■ **GOAL A**: In the passage on cryptocurrency valuations, rewrite the part that opens with the words containing "With respect to" and closes with "about cryptocurrency bubbles.", putting "gauge" in place of "proxy".
■ **GOAL B**:
Answer these questions from the passage on cryptocurrency valuations:
(i) What does total market capitalization measure?
(ii) When, according to Dr. Luther, are so-called bubbles always easy to spot?
(iii) What does Dr. Luther call the best predictor of the future price?

With respect to cryptocurrencies, total market capitalization measures the worth of users’ faith and trust in cryptocurrencies as a whole. This milestone is thus a reasonable proxy for measuring user confidence in cryptocurrencies more so than measuring the direct value of cryptos relative to fiat. Yet, without the regulatory oversight and standards used to evaluate fiat markets, how can crypto market valuations tell us anything beyond what people think? Is there any concrete inference somewhere in the number $100 billion that will tell us where cryptos are going, or is $100 billion just a number people find comfort in? These are the types of concerns that lend themselves to speculation about cryptocurrency bubbles.

Dr. Luther said:

“So-called bubbles are always easy to spot after the fact. And someone will always warn of a bubble when an asset’s price rises rapidly. But the reality is that we are not very good at identifying when an asset’s price exceeds its fundamental value – that is, what people would be willing to pay if they did not expect they would be able to offload the asset to some greater fool at a higher price in the future ... They are putting their money where their mouth is. Maybe they have paid too much. Maybe they have paid too little. We will not know for sure until the future unfolds. But our best guess is that the current price of [cryptocurrencies] reflects all available information on the current and future demand for [cryptocurrencies.] As such, today’s price is the best predictor of the future price. There is no good reason for thinking we are witnessing a [cryptocurrency] bubble.”

■ **EXTRACTED ENTRIES**:

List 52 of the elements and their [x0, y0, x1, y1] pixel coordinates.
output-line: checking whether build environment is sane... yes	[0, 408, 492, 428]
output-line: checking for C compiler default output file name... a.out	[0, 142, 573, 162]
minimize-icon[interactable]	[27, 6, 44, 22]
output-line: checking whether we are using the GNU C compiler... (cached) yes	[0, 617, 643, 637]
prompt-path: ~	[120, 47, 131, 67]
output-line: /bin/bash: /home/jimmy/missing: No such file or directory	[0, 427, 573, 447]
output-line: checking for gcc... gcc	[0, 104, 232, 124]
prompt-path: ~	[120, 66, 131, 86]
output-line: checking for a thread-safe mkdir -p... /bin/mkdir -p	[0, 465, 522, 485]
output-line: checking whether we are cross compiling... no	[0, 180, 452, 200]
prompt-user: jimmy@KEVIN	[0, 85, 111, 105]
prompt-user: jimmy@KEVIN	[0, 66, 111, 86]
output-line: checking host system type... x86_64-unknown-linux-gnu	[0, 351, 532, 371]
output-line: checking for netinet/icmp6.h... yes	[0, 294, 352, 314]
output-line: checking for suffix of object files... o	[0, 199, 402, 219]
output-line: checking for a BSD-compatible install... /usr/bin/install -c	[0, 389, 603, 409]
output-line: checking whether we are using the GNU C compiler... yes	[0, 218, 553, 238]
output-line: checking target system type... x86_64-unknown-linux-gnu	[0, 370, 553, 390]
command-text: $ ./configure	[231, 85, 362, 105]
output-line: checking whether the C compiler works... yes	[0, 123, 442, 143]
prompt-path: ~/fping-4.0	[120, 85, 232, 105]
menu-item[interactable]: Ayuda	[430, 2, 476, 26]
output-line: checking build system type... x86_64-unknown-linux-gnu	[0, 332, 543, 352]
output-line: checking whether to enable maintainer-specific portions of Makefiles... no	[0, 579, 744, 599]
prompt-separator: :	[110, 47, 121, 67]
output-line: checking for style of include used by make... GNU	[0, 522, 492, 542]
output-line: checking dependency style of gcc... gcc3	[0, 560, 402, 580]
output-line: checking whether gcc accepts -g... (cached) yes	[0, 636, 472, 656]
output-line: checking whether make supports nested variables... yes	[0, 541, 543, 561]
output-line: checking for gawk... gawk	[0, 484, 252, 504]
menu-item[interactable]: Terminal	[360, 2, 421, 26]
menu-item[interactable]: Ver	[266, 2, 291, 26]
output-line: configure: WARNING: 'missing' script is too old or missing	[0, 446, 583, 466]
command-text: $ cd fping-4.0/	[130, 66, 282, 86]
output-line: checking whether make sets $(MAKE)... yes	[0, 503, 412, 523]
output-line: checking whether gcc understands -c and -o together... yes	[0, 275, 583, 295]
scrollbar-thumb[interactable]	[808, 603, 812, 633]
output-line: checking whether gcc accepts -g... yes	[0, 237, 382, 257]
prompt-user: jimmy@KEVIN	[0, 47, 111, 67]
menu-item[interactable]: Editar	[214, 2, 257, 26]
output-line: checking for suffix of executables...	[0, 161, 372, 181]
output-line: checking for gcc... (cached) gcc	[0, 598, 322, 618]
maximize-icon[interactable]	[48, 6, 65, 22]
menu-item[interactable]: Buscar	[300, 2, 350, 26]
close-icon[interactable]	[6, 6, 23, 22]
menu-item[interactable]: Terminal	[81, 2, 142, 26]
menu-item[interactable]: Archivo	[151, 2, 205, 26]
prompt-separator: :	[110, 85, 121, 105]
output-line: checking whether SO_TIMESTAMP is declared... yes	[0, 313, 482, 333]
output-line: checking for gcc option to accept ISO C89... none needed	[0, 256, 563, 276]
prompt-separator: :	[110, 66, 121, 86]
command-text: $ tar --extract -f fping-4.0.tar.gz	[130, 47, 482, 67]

■ **FULL ANSWER A**:
With respect to cryptocurrencies, total market capitalization measures the worth of users’ faith and trust in cryptocurrencies as a whole. This milestone is thus a reasonable gauge for measuring user confidence in cryptocurrencies more so than measuring the direct value of cryptos relative to fiat. Yet, without the regulatory oversight and standards used to evaluate fiat markets, how can crypto market valuations tell us anything beyond what people think? Is there any concrete inference somewhere in the number $100 billion that will tell us where cryptos are going, or is $100 billion just a number people find comfort in? These are the types of concerns that lend themselves to speculation about cryptocurrency bubbles.

■ **FULL ANSWER B**:
(i) The worth of users' faith and trust in cryptocurrencies as a whole.
(ii) After the fact.
(iii) Today's price.